What you should do:
Look over the lines below. Report each one that includes the string "pursuant".

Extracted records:

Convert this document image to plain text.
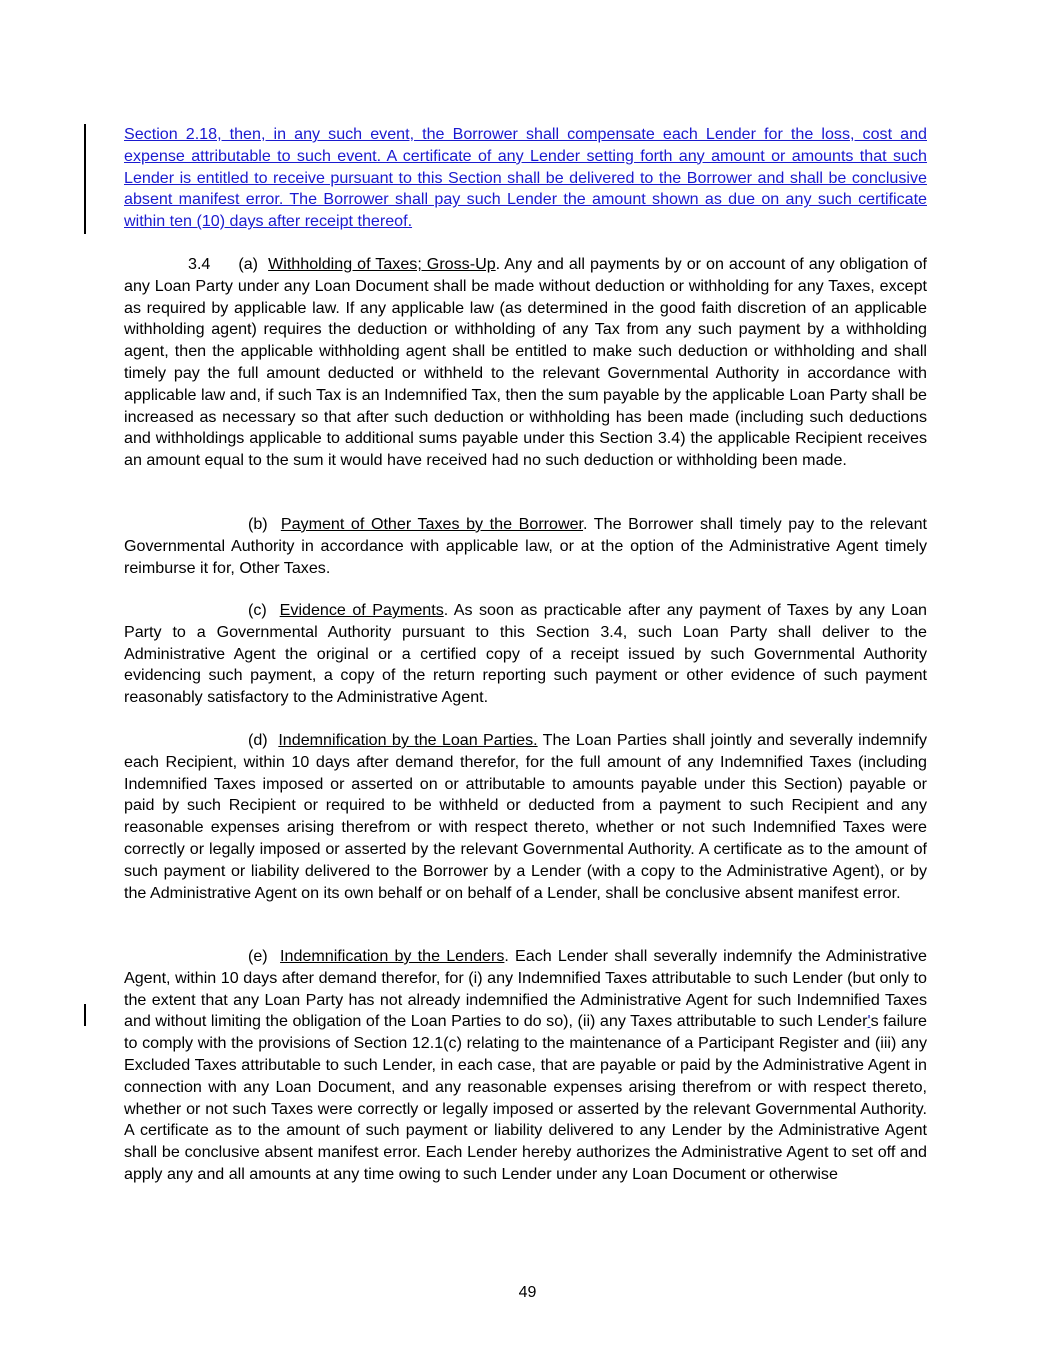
Section 2.18, then, in any such event, the Borrower shall compensate each Lender for the loss, cost and expense attributable to such event. A certificate of any Lender setting forth any amount or amounts that such Lender is entitled to receive pursuant to this Section shall be delivered to the Borrower and shall be conclusive absent manifest error. The Borrower shall pay such Lender the amount shown as due on any such certificate within ten (10) days after receipt thereof.

3.4 (a) Withholding of Taxes; Gross-Up. Any and all payments by or on account of any obligation of any Loan Party under any Loan Document shall be made without deduction or withholding for any Taxes, except as required by applicable law. If any applicable law (as determined in the good faith discretion of an applicable withholding agent) requires the deduction or withholding of any Tax from any such payment by a withholding agent, then the applicable withholding agent shall be entitled to make such deduction or withholding and shall timely pay the full amount deducted or withheld to the relevant Governmental Authority in accordance with applicable law and, if such Tax is an Indemnified Tax, then the sum payable by the applicable Loan Party shall be increased as necessary so that after such deduction or withholding has been made (including such deductions and withholdings applicable to additional sums payable under this Section 3.4) the applicable Recipient receives an amount equal to the sum it would have received had no such deduction or withholding been made.

(b) Payment of Other Taxes by the Borrower. The Borrower shall timely pay to the relevant Governmental Authority in accordance with applicable law, or at the option of the Administrative Agent timely reimburse it for, Other Taxes.

(c) Evidence of Payments. As soon as practicable after any payment of Taxes by any Loan Party to a Governmental Authority pursuant to this Section 3.4, such Loan Party shall deliver to the Administrative Agent the original or a certified copy of a receipt issued by such Governmental Authority evidencing such payment, a copy of the return reporting such payment or other evidence of such payment reasonably satisfactory to the Administrative Agent.

(d) Indemnification by the Loan Parties. The Loan Parties shall jointly and severally indemnify each Recipient, within 10 days after demand therefor, for the full amount of any Indemnified Taxes (including Indemnified Taxes imposed or asserted on or attributable to amounts payable under this Section) payable or paid by such Recipient or required to be withheld or deducted from a payment to such Recipient and any reasonable expenses arising therefrom or with respect thereto, whether or not such Indemnified Taxes were correctly or legally imposed or asserted by the relevant Governmental Authority. A certificate as to the amount of such payment or liability delivered to the Borrower by a Lender (with a copy to the Administrative Agent), or by the Administrative Agent on its own behalf or on behalf of a Lender, shall be conclusive absent manifest error.

(e) Indemnification by the Lenders. Each Lender shall severally indemnify the Administrative Agent, within 10 days after demand therefor, for (i) any Indemnified Taxes attributable to such Lender (but only to the extent that any Loan Party has not already indemnified the Administrative Agent for such Indemnified Taxes and without limiting the obligation of the Loan Parties to do so), (ii) any Taxes attributable to such Lender's failure to comply with the provisions of Section 12.1(c) relating to the maintenance of a Participant Register and (iii) any Excluded Taxes attributable to such Lender, in each case, that are payable or paid by the Administrative Agent in connection with any Loan Document, and any reasonable expenses arising therefrom or with respect thereto, whether or not such Taxes were correctly or legally imposed or asserted by the relevant Governmental Authority. A certificate as to the amount of such payment or liability delivered to any Lender by the Administrative Agent shall be conclusive absent manifest error. Each Lender hereby authorizes the Administrative Agent to set off and apply any and all amounts at any time owing to such Lender under any Loan Document or otherwise

49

Result of this task:
Section 2.18, then, in any such event, the Borrower shall compensate each Lender for the loss, cost and expense attributable to such event. A certificate of any Lender setting forth any amount or amounts that such Lender is entitled to receive pursuant to this Section shall be delivered to the Borrower and shall be conclusive absent manifest error. The Borrower shall pay such Lender the amount shown as due on any such certificate within ten (10) days after receipt thereof.
(c) Evidence of Payments. As soon as practicable after any payment of Taxes by any Loan Party to a Governmental Authority pursuant to this Section 3.4, such Loan Party shall deliver to the Administrative Agent the original or a certified copy of a receipt issued by such Governmental Authority evidencing such payment, a copy of the return reporting such payment or other evidence of such payment reasonably satisfactory to the Administrative Agent.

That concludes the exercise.